* Start *

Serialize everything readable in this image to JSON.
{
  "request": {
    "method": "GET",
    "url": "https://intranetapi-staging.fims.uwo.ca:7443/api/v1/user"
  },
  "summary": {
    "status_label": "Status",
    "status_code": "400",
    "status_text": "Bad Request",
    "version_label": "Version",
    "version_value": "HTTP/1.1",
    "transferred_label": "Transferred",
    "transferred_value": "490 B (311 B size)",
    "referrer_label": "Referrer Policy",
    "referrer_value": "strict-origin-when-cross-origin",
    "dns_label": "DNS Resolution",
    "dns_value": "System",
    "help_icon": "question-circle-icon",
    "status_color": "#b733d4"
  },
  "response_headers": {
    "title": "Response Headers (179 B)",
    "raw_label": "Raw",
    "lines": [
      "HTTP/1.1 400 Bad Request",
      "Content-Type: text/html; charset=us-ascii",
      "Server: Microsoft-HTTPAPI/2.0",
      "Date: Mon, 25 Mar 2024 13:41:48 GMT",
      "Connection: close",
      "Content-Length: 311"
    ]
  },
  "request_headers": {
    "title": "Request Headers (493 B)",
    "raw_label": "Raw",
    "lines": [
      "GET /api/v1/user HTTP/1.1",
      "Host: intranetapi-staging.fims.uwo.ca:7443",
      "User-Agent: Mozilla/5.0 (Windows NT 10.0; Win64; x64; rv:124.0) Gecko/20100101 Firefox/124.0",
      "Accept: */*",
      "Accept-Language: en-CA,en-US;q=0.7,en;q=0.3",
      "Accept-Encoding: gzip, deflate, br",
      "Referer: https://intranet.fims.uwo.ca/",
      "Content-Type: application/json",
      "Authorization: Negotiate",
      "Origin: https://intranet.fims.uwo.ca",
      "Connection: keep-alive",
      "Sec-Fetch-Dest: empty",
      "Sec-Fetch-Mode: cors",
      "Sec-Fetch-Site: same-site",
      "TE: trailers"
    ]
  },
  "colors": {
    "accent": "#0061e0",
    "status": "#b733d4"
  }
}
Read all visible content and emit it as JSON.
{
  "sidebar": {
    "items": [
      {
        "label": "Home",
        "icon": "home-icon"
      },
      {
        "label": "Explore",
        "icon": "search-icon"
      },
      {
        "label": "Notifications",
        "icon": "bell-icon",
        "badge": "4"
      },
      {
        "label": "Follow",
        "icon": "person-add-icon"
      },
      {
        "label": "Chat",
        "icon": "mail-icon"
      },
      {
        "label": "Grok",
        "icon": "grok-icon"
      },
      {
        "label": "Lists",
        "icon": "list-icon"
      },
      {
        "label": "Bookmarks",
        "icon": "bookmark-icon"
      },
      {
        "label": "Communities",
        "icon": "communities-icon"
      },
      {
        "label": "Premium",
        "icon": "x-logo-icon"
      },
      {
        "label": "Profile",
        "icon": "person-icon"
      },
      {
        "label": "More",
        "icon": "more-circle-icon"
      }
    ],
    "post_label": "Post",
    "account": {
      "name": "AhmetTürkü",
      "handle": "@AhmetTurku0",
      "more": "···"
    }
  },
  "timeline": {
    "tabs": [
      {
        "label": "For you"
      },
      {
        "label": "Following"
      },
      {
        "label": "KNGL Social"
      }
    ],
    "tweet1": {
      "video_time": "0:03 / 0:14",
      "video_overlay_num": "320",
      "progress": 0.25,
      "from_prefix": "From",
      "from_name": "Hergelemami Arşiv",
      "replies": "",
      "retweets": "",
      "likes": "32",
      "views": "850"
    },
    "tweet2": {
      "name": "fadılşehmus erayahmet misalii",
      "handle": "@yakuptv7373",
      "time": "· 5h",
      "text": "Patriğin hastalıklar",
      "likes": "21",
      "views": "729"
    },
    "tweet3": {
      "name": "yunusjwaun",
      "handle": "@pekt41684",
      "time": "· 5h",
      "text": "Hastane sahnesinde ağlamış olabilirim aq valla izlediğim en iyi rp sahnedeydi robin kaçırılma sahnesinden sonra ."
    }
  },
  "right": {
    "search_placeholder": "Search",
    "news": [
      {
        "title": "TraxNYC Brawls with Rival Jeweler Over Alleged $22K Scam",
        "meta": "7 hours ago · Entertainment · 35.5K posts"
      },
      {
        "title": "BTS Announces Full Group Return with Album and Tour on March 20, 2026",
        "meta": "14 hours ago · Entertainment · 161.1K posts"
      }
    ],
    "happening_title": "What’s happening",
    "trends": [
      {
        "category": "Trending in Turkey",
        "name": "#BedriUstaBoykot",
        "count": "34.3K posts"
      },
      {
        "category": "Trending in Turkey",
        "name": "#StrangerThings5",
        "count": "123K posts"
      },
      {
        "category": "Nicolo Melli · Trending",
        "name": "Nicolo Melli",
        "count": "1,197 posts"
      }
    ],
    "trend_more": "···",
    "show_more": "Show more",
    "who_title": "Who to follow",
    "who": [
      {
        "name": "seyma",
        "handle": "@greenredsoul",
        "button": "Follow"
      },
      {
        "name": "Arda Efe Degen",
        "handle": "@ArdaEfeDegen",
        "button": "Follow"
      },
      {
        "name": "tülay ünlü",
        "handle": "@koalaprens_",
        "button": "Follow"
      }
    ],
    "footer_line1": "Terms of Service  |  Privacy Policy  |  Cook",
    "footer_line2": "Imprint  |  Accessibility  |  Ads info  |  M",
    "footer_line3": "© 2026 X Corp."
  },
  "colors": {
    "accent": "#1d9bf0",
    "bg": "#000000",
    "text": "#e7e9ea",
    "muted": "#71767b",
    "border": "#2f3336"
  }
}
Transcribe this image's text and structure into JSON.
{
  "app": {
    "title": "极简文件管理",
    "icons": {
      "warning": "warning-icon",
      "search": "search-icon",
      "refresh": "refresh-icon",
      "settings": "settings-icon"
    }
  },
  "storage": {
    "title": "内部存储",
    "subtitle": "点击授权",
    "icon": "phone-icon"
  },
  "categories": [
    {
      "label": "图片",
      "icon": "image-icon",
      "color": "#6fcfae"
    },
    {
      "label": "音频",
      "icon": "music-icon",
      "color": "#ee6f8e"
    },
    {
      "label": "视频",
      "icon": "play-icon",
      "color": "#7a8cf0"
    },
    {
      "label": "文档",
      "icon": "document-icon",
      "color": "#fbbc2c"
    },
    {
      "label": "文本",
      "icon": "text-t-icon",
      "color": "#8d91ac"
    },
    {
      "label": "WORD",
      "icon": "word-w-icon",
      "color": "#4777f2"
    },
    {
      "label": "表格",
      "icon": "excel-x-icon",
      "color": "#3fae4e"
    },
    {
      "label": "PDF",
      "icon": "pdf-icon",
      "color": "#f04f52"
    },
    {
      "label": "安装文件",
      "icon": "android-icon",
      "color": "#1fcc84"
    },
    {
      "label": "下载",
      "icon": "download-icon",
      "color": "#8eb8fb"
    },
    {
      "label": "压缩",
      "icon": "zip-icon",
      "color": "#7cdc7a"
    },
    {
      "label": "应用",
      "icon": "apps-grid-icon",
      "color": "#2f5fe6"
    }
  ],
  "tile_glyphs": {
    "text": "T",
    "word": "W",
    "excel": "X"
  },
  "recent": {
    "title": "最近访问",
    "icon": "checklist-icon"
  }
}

* End *

**YOUR INSTRUCTIONS:** All of the material above needs to be retyped word for word.

**THE RESULT:**
Serialize everything readable in this image to JSON.
{
  "request": {
    "method": "GET",
    "url": "https://intranetapi-staging.fims.uwo.ca:7443/api/v1/user"
  },
  "summary": {
    "status_label": "Status",
    "status_code": "400",
    "status_text": "Bad Request",
    "version_label": "Version",
    "version_value": "HTTP/1.1",
    "transferred_label": "Transferred",
    "transferred_value": "490 B (311 B size)",
    "referrer_label": "Referrer Policy",
    "referrer_value": "strict-origin-when-cross-origin",
    "dns_label": "DNS Resolution",
    "dns_value": "System",
    "help_icon": "question-circle-icon",
    "status_color": "#b733d4"
  },
  "response_headers": {
    "title": "Response Headers (179 B)",
    "raw_label": "Raw",
    "lines": [
      "HTTP/1.1 400 Bad Request",
      "Content-Type: text/html; charset=us-ascii",
      "Server: Microsoft-HTTPAPI/2.0",
      "Date: Mon, 25 Mar 2024 13:41:48 GMT",
      "Connection: close",
      "Content-Length: 311"
    ]
  },
  "request_headers": {
    "title": "Request Headers (493 B)",
    "raw_label": "Raw",
    "lines": [
      "GET /api/v1/user HTTP/1.1",
      "Host: intranetapi-staging.fims.uwo.ca:7443",
      "User-Agent: Mozilla/5.0 (Windows NT 10.0; Win64; x64; rv:124.0) Gecko/20100101 Firefox/124.0",
      "Accept: */*",
      "Accept-Language: en-CA,en-US;q=0.7,en;q=0.3",
      "Accept-Encoding: gzip, deflate, br",
      "Referer: https://intranet.fims.uwo.ca/",
      "Content-Type: application/json",
      "Authorization: Negotiate",
      "Origin: https://intranet.fims.uwo.ca",
      "Connection: keep-alive",
      "Sec-Fetch-Dest: empty",
      "Sec-Fetch-Mode: cors",
      "Sec-Fetch-Site: same-site",
      "TE: trailers"
    ]
  },
  "colors": {
    "accent": "#0061e0",
    "status": "#b733d4"
  }
}
Read all visible content and emit it as JSON.
{
  "sidebar": {
    "items": [
      {
        "label": "Home",
        "icon": "home-icon"
      },
      {
        "label": "Explore",
        "icon": "search-icon"
      },
      {
        "label": "Notifications",
        "icon": "bell-icon",
        "badge": "4"
      },
      {
        "label": "Follow",
        "icon": "person-add-icon"
      },
      {
        "label": "Chat",
        "icon": "mail-icon"
      },
      {
        "label": "Grok",
        "icon": "grok-icon"
      },
      {
        "label": "Lists",
        "icon": "list-icon"
      },
      {
        "label": "Bookmarks",
        "icon": "bookmark-icon"
      },
      {
        "label": "Communities",
        "icon": "communities-icon"
      },
      {
        "label": "Premium",
        "icon": "x-logo-icon"
      },
      {
        "label": "Profile",
        "icon": "person-icon"
      },
      {
        "label": "More",
        "icon": "more-circle-icon"
      }
    ],
    "post_label": "Post",
    "account": {
      "name": "AhmetTürkü",
      "handle": "@AhmetTurku0",
      "more": "···"
    }
  },
  "timeline": {
    "tabs": [
      {
        "label": "For you"
      },
      {
        "label": "Following"
      },
      {
        "label": "KNGL Social"
      }
    ],
    "tweet1": {
      "video_time": "0:03 / 0:14",
      "video_overlay_num": "320",
      "progress": 0.25,
      "from_prefix": "From",
      "from_name": "Hergelemami Arşiv",
      "replies": "",
      "retweets": "",
      "likes": "32",
      "views": "850"
    },
    "tweet2": {
      "name": "fadılşehmus erayahmet misalii",
      "handle": "@yakuptv7373",
      "time": "· 5h",
      "text": "Patriğin hastalıklar",
      "likes": "21",
      "views": "729"
    },
    "tweet3": {
      "name": "yunusjwaun",
      "handle": "@pekt41684",
      "time": "· 5h",
      "text": "Hastane sahnesinde ağlamış olabilirim aq valla izlediğim en iyi rp sahnedeydi robin kaçırılma sahnesinden sonra ."
    }
  },
  "right": {
    "search_placeholder": "Search",
    "news": [
      {
        "title": "TraxNYC Brawls with Rival Jeweler Over Alleged $22K Scam",
        "meta": "7 hours ago · Entertainment · 35.5K posts"
      },
      {
        "title": "BTS Announces Full Group Return with Album and Tour on March 20, 2026",
        "meta": "14 hours ago · Entertainment · 161.1K posts"
      }
    ],
    "happening_title": "What’s happening",
    "trends": [
      {
        "category": "Trending in Turkey",
        "name": "#BedriUstaBoykot",
        "count": "34.3K posts"
      },
      {
        "category": "Trending in Turkey",
        "name": "#StrangerThings5",
        "count": "123K posts"
      },
      {
        "category": "Nicolo Melli · Trending",
        "name": "Nicolo Melli",
        "count": "1,197 posts"
      }
    ],
    "trend_more": "···",
    "show_more": "Show more",
    "who_title": "Who to follow",
    "who": [
      {
        "name": "seyma",
        "handle": "@greenredsoul",
        "button": "Follow"
      },
      {
        "name": "Arda Efe Degen",
        "handle": "@ArdaEfeDegen",
        "button": "Follow"
      },
      {
        "name": "tülay ünlü",
        "handle": "@koalaprens_",
        "button": "Follow"
      }
    ],
    "footer_line1": "Terms of Service  |  Privacy Policy  |  Cook",
    "footer_line2": "Imprint  |  Accessibility  |  Ads info  |  M",
    "footer_line3": "© 2026 X Corp."
  },
  "colors": {
    "accent": "#1d9bf0",
    "bg": "#000000",
    "text": "#e7e9ea",
    "muted": "#71767b",
    "border": "#2f3336"
  }
}
Transcribe this image's text and structure into JSON.
{
  "app": {
    "title": "极简文件管理",
    "icons": {
      "warning": "warning-icon",
      "search": "search-icon",
      "refresh": "refresh-icon",
      "settings": "settings-icon"
    }
  },
  "storage": {
    "title": "内部存储",
    "subtitle": "点击授权",
    "icon": "phone-icon"
  },
  "categories": [
    {
      "label": "图片",
      "icon": "image-icon",
      "color": "#6fcfae"
    },
    {
      "label": "音频",
      "icon": "music-icon",
      "color": "#ee6f8e"
    },
    {
      "label": "视频",
      "icon": "play-icon",
      "color": "#7a8cf0"
    },
    {
      "label": "文档",
      "icon": "document-icon",
      "color": "#fbbc2c"
    },
    {
      "label": "文本",
      "icon": "text-t-icon",
      "color": "#8d91ac"
    },
    {
      "label": "WORD",
      "icon": "word-w-icon",
      "color": "#4777f2"
    },
    {
      "label": "表格",
      "icon": "excel-x-icon",
      "color": "#3fae4e"
    },
    {
      "label": "PDF",
      "icon": "pdf-icon",
      "color": "#f04f52"
    },
    {
      "label": "安装文件",
      "icon": "android-icon",
      "color": "#1fcc84"
    },
    {
      "label": "下载",
      "icon": "download-icon",
      "color": "#8eb8fb"
    },
    {
      "label": "压缩",
      "icon": "zip-icon",
      "color": "#7cdc7a"
    },
    {
      "label": "应用",
      "icon": "apps-grid-icon",
      "color": "#2f5fe6"
    }
  ],
  "tile_glyphs": {
    "text": "T",
    "word": "W",
    "excel": "X"
  },
  "recent": {
    "title": "最近访问",
    "icon": "checklist-icon"
  }
}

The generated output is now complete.